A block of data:
────────────────────
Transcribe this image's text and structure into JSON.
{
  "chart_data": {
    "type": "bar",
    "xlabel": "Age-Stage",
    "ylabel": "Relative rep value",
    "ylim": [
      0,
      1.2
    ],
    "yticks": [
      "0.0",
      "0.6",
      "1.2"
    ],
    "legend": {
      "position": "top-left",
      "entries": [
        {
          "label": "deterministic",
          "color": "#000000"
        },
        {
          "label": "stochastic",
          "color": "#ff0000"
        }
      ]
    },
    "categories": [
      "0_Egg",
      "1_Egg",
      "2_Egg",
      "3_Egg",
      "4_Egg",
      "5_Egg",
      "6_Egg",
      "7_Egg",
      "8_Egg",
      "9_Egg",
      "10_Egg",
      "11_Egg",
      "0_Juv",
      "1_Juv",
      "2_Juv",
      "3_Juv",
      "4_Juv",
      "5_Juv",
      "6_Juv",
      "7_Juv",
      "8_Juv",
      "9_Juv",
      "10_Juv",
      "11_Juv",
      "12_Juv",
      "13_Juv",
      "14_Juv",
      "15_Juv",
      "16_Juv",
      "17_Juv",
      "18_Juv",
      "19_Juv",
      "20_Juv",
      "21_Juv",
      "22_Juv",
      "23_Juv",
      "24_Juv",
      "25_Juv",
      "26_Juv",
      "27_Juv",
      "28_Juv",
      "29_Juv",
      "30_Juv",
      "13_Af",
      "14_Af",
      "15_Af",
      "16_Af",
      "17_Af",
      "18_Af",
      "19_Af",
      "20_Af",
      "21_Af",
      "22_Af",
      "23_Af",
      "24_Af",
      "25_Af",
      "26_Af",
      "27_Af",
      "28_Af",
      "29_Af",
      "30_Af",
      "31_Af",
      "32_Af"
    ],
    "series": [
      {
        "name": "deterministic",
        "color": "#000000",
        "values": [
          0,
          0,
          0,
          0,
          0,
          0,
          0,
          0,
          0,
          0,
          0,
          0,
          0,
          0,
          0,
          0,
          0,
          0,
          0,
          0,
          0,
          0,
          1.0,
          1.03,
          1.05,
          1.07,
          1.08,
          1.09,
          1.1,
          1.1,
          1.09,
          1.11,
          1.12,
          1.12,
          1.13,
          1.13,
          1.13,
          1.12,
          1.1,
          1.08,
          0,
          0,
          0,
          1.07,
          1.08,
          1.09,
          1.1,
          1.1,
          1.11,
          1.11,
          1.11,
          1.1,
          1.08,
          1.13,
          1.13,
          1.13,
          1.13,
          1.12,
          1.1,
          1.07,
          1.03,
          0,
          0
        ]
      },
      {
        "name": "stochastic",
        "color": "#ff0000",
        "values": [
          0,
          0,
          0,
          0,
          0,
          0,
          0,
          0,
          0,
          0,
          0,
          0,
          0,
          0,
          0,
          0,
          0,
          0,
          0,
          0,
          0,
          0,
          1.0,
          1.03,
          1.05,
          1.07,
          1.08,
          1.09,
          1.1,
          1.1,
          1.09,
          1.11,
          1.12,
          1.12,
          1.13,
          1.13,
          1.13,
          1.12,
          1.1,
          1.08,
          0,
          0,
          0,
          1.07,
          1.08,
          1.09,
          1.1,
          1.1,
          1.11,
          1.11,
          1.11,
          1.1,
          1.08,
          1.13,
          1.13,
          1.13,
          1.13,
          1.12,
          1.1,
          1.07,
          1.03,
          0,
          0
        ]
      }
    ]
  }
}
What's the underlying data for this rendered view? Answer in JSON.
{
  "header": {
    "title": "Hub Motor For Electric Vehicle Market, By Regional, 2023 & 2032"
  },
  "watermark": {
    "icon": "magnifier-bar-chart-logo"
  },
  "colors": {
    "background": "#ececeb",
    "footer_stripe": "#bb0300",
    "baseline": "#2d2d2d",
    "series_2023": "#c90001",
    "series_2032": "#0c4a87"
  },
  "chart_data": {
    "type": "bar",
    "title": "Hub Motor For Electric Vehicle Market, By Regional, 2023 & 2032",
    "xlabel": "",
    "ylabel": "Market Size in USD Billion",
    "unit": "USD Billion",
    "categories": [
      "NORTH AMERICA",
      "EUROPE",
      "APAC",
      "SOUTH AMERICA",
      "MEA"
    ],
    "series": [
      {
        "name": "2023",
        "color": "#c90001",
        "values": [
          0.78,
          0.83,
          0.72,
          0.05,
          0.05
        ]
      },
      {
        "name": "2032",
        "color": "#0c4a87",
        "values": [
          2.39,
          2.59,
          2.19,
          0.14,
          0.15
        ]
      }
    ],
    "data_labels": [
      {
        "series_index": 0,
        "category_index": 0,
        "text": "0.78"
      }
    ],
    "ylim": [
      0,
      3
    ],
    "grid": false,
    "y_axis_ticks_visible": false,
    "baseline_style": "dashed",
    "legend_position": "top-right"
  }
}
────────────────────
§ EXERCISE GOAL
Reproduce each entry exactly, leaving out nothing.

§ RESPONSE TO THIS EXERCISE
Transcribe this image's text and structure into JSON.
{
  "chart_data": {
    "type": "bar",
    "xlabel": "Age-Stage",
    "ylabel": "Relative rep value",
    "ylim": [
      0,
      1.2
    ],
    "yticks": [
      "0.0",
      "0.6",
      "1.2"
    ],
    "legend": {
      "position": "top-left",
      "entries": [
        {
          "label": "deterministic",
          "color": "#000000"
        },
        {
          "label": "stochastic",
          "color": "#ff0000"
        }
      ]
    },
    "categories": [
      "0_Egg",
      "1_Egg",
      "2_Egg",
      "3_Egg",
      "4_Egg",
      "5_Egg",
      "6_Egg",
      "7_Egg",
      "8_Egg",
      "9_Egg",
      "10_Egg",
      "11_Egg",
      "0_Juv",
      "1_Juv",
      "2_Juv",
      "3_Juv",
      "4_Juv",
      "5_Juv",
      "6_Juv",
      "7_Juv",
      "8_Juv",
      "9_Juv",
      "10_Juv",
      "11_Juv",
      "12_Juv",
      "13_Juv",
      "14_Juv",
      "15_Juv",
      "16_Juv",
      "17_Juv",
      "18_Juv",
      "19_Juv",
      "20_Juv",
      "21_Juv",
      "22_Juv",
      "23_Juv",
      "24_Juv",
      "25_Juv",
      "26_Juv",
      "27_Juv",
      "28_Juv",
      "29_Juv",
      "30_Juv",
      "13_Af",
      "14_Af",
      "15_Af",
      "16_Af",
      "17_Af",
      "18_Af",
      "19_Af",
      "20_Af",
      "21_Af",
      "22_Af",
      "23_Af",
      "24_Af",
      "25_Af",
      "26_Af",
      "27_Af",
      "28_Af",
      "29_Af",
      "30_Af",
      "31_Af",
      "32_Af"
    ],
    "series": [
      {
        "name": "deterministic",
        "color": "#000000",
        "values": [
          0,
          0,
          0,
          0,
          0,
          0,
          0,
          0,
          0,
          0,
          0,
          0,
          0,
          0,
          0,
          0,
          0,
          0,
          0,
          0,
          0,
          0,
          1.0,
          1.03,
          1.05,
          1.07,
          1.08,
          1.09,
          1.1,
          1.1,
          1.09,
          1.11,
          1.12,
          1.12,
          1.13,
          1.13,
          1.13,
          1.12,
          1.1,
          1.08,
          0,
          0,
          0,
          1.07,
          1.08,
          1.09,
          1.1,
          1.1,
          1.11,
          1.11,
          1.11,
          1.1,
          1.08,
          1.13,
          1.13,
          1.13,
          1.13,
          1.12,
          1.1,
          1.07,
          1.03,
          0,
          0
        ]
      },
      {
        "name": "stochastic",
        "color": "#ff0000",
        "values": [
          0,
          0,
          0,
          0,
          0,
          0,
          0,
          0,
          0,
          0,
          0,
          0,
          0,
          0,
          0,
          0,
          0,
          0,
          0,
          0,
          0,
          0,
          1.0,
          1.03,
          1.05,
          1.07,
          1.08,
          1.09,
          1.1,
          1.1,
          1.09,
          1.11,
          1.12,
          1.12,
          1.13,
          1.13,
          1.13,
          1.12,
          1.1,
          1.08,
          0,
          0,
          0,
          1.07,
          1.08,
          1.09,
          1.1,
          1.1,
          1.11,
          1.11,
          1.11,
          1.1,
          1.08,
          1.13,
          1.13,
          1.13,
          1.13,
          1.12,
          1.1,
          1.07,
          1.03,
          0,
          0
        ]
      }
    ]
  }
}
What's the underlying data for this rendered view? Answer in JSON.
{
  "header": {
    "title": "Hub Motor For Electric Vehicle Market, By Regional, 2023 & 2032"
  },
  "watermark": {
    "icon": "magnifier-bar-chart-logo"
  },
  "colors": {
    "background": "#ececeb",
    "footer_stripe": "#bb0300",
    "baseline": "#2d2d2d",
    "series_2023": "#c90001",
    "series_2032": "#0c4a87"
  },
  "chart_data": {
    "type": "bar",
    "title": "Hub Motor For Electric Vehicle Market, By Regional, 2023 & 2032",
    "xlabel": "",
    "ylabel": "Market Size in USD Billion",
    "unit": "USD Billion",
    "categories": [
      "NORTH AMERICA",
      "EUROPE",
      "APAC",
      "SOUTH AMERICA",
      "MEA"
    ],
    "series": [
      {
        "name": "2023",
        "color": "#c90001",
        "values": [
          0.78,
          0.83,
          0.72,
          0.05,
          0.05
        ]
      },
      {
        "name": "2032",
        "color": "#0c4a87",
        "values": [
          2.39,
          2.59,
          2.19,
          0.14,
          0.15
        ]
      }
    ],
    "data_labels": [
      {
        "series_index": 0,
        "category_index": 0,
        "text": "0.78"
      }
    ],
    "ylim": [
      0,
      3
    ],
    "grid": false,
    "y_axis_ticks_visible": false,
    "baseline_style": "dashed",
    "legend_position": "top-right"
  }
}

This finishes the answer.